Required task: Pictures don't belong in the copy; print all the records exactly.

Records for this exercise:

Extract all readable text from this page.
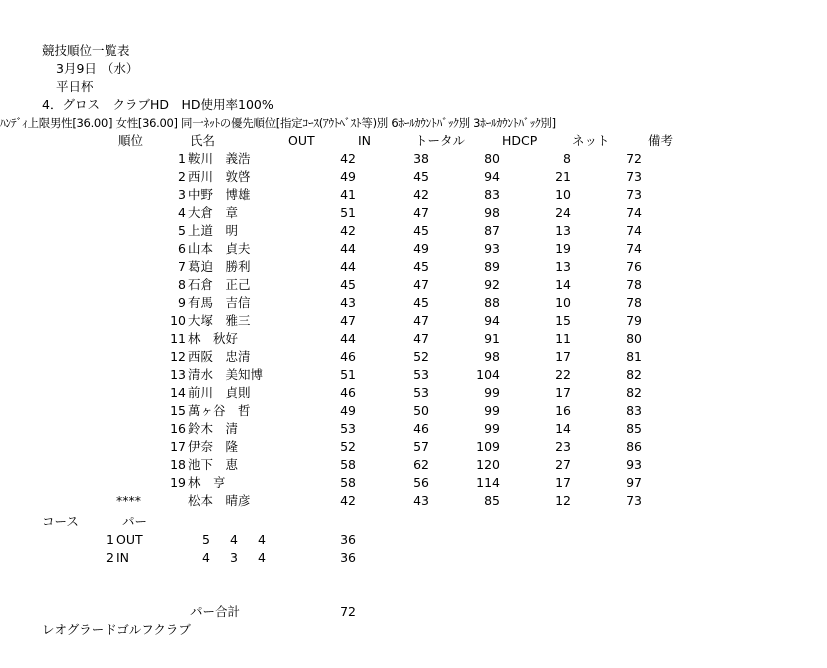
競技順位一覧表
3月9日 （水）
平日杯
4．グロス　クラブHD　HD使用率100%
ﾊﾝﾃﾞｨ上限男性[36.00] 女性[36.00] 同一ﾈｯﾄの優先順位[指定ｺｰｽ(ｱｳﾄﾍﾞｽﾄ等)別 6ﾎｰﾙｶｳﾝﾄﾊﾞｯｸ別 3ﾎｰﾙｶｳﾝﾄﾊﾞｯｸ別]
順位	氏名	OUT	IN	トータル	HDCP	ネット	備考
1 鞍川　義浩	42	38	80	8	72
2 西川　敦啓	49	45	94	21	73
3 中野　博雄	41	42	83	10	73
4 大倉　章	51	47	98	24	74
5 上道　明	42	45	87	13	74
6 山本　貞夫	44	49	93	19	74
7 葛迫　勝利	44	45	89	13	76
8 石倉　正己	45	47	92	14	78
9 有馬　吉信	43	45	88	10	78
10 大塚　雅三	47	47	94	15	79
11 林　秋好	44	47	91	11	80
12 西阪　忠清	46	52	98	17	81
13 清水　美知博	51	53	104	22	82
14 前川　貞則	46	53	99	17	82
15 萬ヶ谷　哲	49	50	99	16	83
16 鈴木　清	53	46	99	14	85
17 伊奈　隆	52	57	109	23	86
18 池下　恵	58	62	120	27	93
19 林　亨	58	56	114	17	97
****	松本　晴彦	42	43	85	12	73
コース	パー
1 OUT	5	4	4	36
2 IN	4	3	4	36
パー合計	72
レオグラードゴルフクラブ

Complete response:
Extract all readable text from this page.
競技順位一覧表
3月9日 （水）
平日杯
4．グロス　クラブHD　HD使用率100%
ﾊﾝﾃﾞｨ上限男性[36.00] 女性[36.00] 同一ﾈｯﾄの優先順位[指定ｺｰｽ(ｱｳﾄﾍﾞｽﾄ等)別 6ﾎｰﾙｶｳﾝﾄﾊﾞｯｸ別 3ﾎｰﾙｶｳﾝﾄﾊﾞｯｸ別]
順位	氏名	OUT	IN	トータル	HDCP	ネット	備考
1 鞍川　義浩	42	38	80	8	72
2 西川　敦啓	49	45	94	21	73
3 中野　博雄	41	42	83	10	73
4 大倉　章	51	47	98	24	74
5 上道　明	42	45	87	13	74
6 山本　貞夫	44	49	93	19	74
7 葛迫　勝利	44	45	89	13	76
8 石倉　正己	45	47	92	14	78
9 有馬　吉信	43	45	88	10	78
10 大塚　雅三	47	47	94	15	79
11 林　秋好	44	47	91	11	80
12 西阪　忠清	46	52	98	17	81
13 清水　美知博	51	53	104	22	82
14 前川　貞則	46	53	99	17	82
15 萬ヶ谷　哲	49	50	99	16	83
16 鈴木　清	53	46	99	14	85
17 伊奈　隆	52	57	109	23	86
18 池下　恵	58	62	120	27	93
19 林　亨	58	56	114	17	97
****	松本　晴彦	42	43	85	12	73
コース	パー
1 OUT	5	4	4	36
2 IN	4	3	4	36
パー合計	72
レオグラードゴルフクラブ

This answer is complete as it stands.